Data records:

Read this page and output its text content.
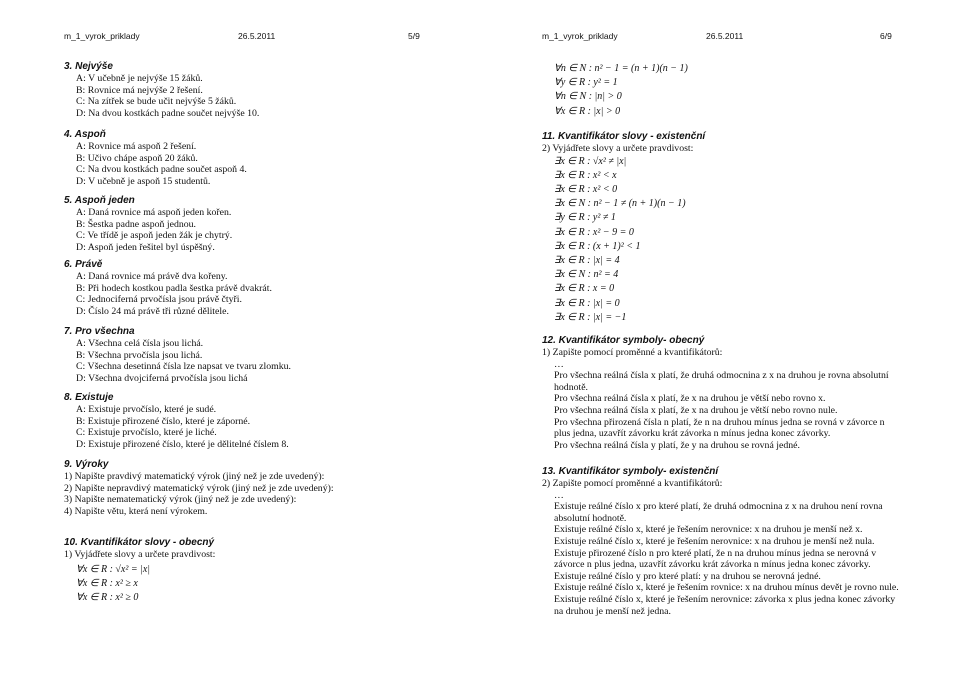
m_1_vyrok_priklady	26.5.2011	5/9
3. Nejvýše
A: V učebně je nejvýše 15 žáků.
B: Rovnice má nejvýše 2 řešení.
C: Na zítřek se bude učit nejvýše 5 žáků.
D: Na dvou kostkách padne součet nejvýše 10.
4. Aspoň
A: Rovnice má aspoň 2 řešení.
B: Učivo chápe aspoň 20 žáků.
C: Na dvou kostkách padne součet aspoň 4.
D: V učebně je aspoň 15 studentů.
5. Aspoň jeden
A: Daná rovnice má aspoň jeden kořen.
B: Šestka padne aspoň jednou.
C: Ve třídě je aspoň jeden žák je chytrý.
D: Aspoň jeden řešitel byl úspěšný.
6. Právě
A: Daná rovnice má právě dva kořeny.
B: Při hodech kostkou padla šestka právě dvakrát.
C: Jednociferná prvočísla jsou právě čtyři.
D: Číslo 24 má právě tři různé dělitele.
7. Pro všechna
A: Všechna celá čísla jsou lichá.
B: Všechna prvočísla jsou lichá.
C: Všechna desetinná čísla lze napsat ve tvaru zlomku.
D: Všechna dvojciferná prvočísla jsou lichá
8. Existuje
A: Existuje prvočíslo, které je sudé.
B: Existuje přirozené číslo, které je záporné.
C: Existuje prvočíslo, které je liché.
D: Existuje přirozené číslo, které je dělitelné číslem 8.
9. Výroky
1) Napište pravdivý matematický výrok (jiný než je zde uvedený):
2) Napište nepravdivý matematický výrok (jiný než je zde uvedený):
3) Napište nematematický výrok (jiný než je zde uvedený):
4) Napište větu, která není výrokem.
10. Kvantifikátor slovy - obecný
1) Vyjádřete slovy a určete pravdivost:
∀x ∈ R : √x² = |x|
∀x ∈ R : x² ≥ x
∀x ∈ R : x² ≥ 0
m_1_vyrok_priklady	26.5.2011	6/9
∀n ∈ N : n² − 1 = (n + 1)(n − 1)
∀y ∈ R : y² = 1
∀n ∈ N : |n| > 0
∀x ∈ R : |x| > 0
11. Kvantifikátor slovy - existenční
2) Vyjádřete slovy a určete pravdivost:
∃x ∈ R : √x² ≠ |x|
∃x ∈ R : x² < x
∃x ∈ R : x² < 0
∃x ∈ N : n² − 1 ≠ (n + 1)(n − 1)
∃y ∈ R : y² ≠ 1
∃x ∈ R : x² − 9 = 0
∃x ∈ R : (x + 1)² < 1
∃x ∈ R : |x| = 4
∃x ∈ N : n² = 4
∃x ∈ R : x = 0
∃x ∈ R : |x| = 0
∃x ∈ R : |x| = −1
12. Kvantifikátor symboly- obecný
1) Zapište pomocí proměnné a kvantifikátorů:
…
Pro všechna reálná čísla x platí, že druhá odmocnina z x na druhou je rovna absolutní hodnotě.
Pro všechna reálná čísla x platí, že x na druhou je větší nebo rovno x.
Pro všechna reálná čísla x platí, že x na druhou je větší nebo rovno nule.
Pro všechna přirozená čísla n platí, že n na druhou mínus jedna se rovná v závorce n plus jedna, uzavřít závorku krát závorka n mínus jedna konec závorky.
Pro všechna reálná čísla y platí, že y na druhou se rovná jedné.
13. Kvantifikátor symboly- existenční
2) Zapište pomocí proměnné a kvantifikátorů:
…
Existuje reálné číslo x pro které platí, že druhá odmocnina z x na druhou není rovna absolutní hodnotě.
Existuje reálné číslo x, které je řešením nerovnice: x na druhou je menší než x.
Existuje reálné číslo x, které je řešením nerovnice: x na druhou je menší než nula.
Existuje přirozené číslo n pro které platí, že n na druhou mínus jedna se nerovná v závorce n plus jedna, uzavřít závorku krát závorka n mínus jedna konec závorky.
Existuje reálné číslo y pro které platí: y na druhou se nerovná jedné.
Existuje reálné číslo x, které je řešením rovnice: x na druhou mínus devět je rovno nule.
Existuje reálné číslo x, které je řešením nerovnice: závorka x plus jedna konec závorky na druhou je menší než jedna.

== Exercise task ==
Using the material above, set down every line exactly, but skip the pictures.

== The result ==
Read this page and output its text content.
m_1_vyrok_priklady	26.5.2011	5/9
3. Nejvýše
A: V učebně je nejvýše 15 žáků.
B: Rovnice má nejvýše 2 řešení.
C: Na zítřek se bude učit nejvýše 5 žáků.
D: Na dvou kostkách padne součet nejvýše 10.
4. Aspoň
A: Rovnice má aspoň 2 řešení.
B: Učivo chápe aspoň 20 žáků.
C: Na dvou kostkách padne součet aspoň 4.
D: V učebně je aspoň 15 studentů.
5. Aspoň jeden
A: Daná rovnice má aspoň jeden kořen.
B: Šestka padne aspoň jednou.
C: Ve třídě je aspoň jeden žák je chytrý.
D: Aspoň jeden řešitel byl úspěšný.
6. Právě
A: Daná rovnice má právě dva kořeny.
B: Při hodech kostkou padla šestka právě dvakrát.
C: Jednociferná prvočísla jsou právě čtyři.
D: Číslo 24 má právě tři různé dělitele.
7. Pro všechna
A: Všechna celá čísla jsou lichá.
B: Všechna prvočísla jsou lichá.
C: Všechna desetinná čísla lze napsat ve tvaru zlomku.
D: Všechna dvojciferná prvočísla jsou lichá
8. Existuje
A: Existuje prvočíslo, které je sudé.
B: Existuje přirozené číslo, které je záporné.
C: Existuje prvočíslo, které je liché.
D: Existuje přirozené číslo, které je dělitelné číslem 8.
9. Výroky
1) Napište pravdivý matematický výrok (jiný než je zde uvedený):
2) Napište nepravdivý matematický výrok (jiný než je zde uvedený):
3) Napište nematematický výrok (jiný než je zde uvedený):
4) Napište větu, která není výrokem.
10. Kvantifikátor slovy - obecný
1) Vyjádřete slovy a určete pravdivost:
∀x ∈ R : √x² = |x|
∀x ∈ R : x² ≥ x
∀x ∈ R : x² ≥ 0
m_1_vyrok_priklady	26.5.2011	6/9
∀n ∈ N : n² − 1 = (n + 1)(n − 1)
∀y ∈ R : y² = 1
∀n ∈ N : |n| > 0
∀x ∈ R : |x| > 0
11. Kvantifikátor slovy - existenční
2) Vyjádřete slovy a určete pravdivost:
∃x ∈ R : √x² ≠ |x|
∃x ∈ R : x² < x
∃x ∈ R : x² < 0
∃x ∈ N : n² − 1 ≠ (n + 1)(n − 1)
∃y ∈ R : y² ≠ 1
∃x ∈ R : x² − 9 = 0
∃x ∈ R : (x + 1)² < 1
∃x ∈ R : |x| = 4
∃x ∈ N : n² = 4
∃x ∈ R : x = 0
∃x ∈ R : |x| = 0
∃x ∈ R : |x| = −1
12. Kvantifikátor symboly- obecný
1) Zapište pomocí proměnné a kvantifikátorů:
…
Pro všechna reálná čísla x platí, že druhá odmocnina z x na druhou je rovna absolutní hodnotě.
Pro všechna reálná čísla x platí, že x na druhou je větší nebo rovno x.
Pro všechna reálná čísla x platí, že x na druhou je větší nebo rovno nule.
Pro všechna přirozená čísla n platí, že n na druhou mínus jedna se rovná v závorce n plus jedna, uzavřít závorku krát závorka n mínus jedna konec závorky.
Pro všechna reálná čísla y platí, že y na druhou se rovná jedné.
13. Kvantifikátor symboly- existenční
2) Zapište pomocí proměnné a kvantifikátorů:
…
Existuje reálné číslo x pro které platí, že druhá odmocnina z x na druhou není rovna absolutní hodnotě.
Existuje reálné číslo x, které je řešením nerovnice: x na druhou je menší než x.
Existuje reálné číslo x, které je řešením nerovnice: x na druhou je menší než nula.
Existuje přirozené číslo n pro které platí, že n na druhou mínus jedna se nerovná v závorce n plus jedna, uzavřít závorku krát závorka n mínus jedna konec závorky.
Existuje reálné číslo y pro které platí: y na druhou se nerovná jedné.
Existuje reálné číslo x, které je řešením rovnice: x na druhou mínus devět je rovno nule.
Existuje reálné číslo x, které je řešením nerovnice: závorka x plus jedna konec závorky na druhou je menší než jedna.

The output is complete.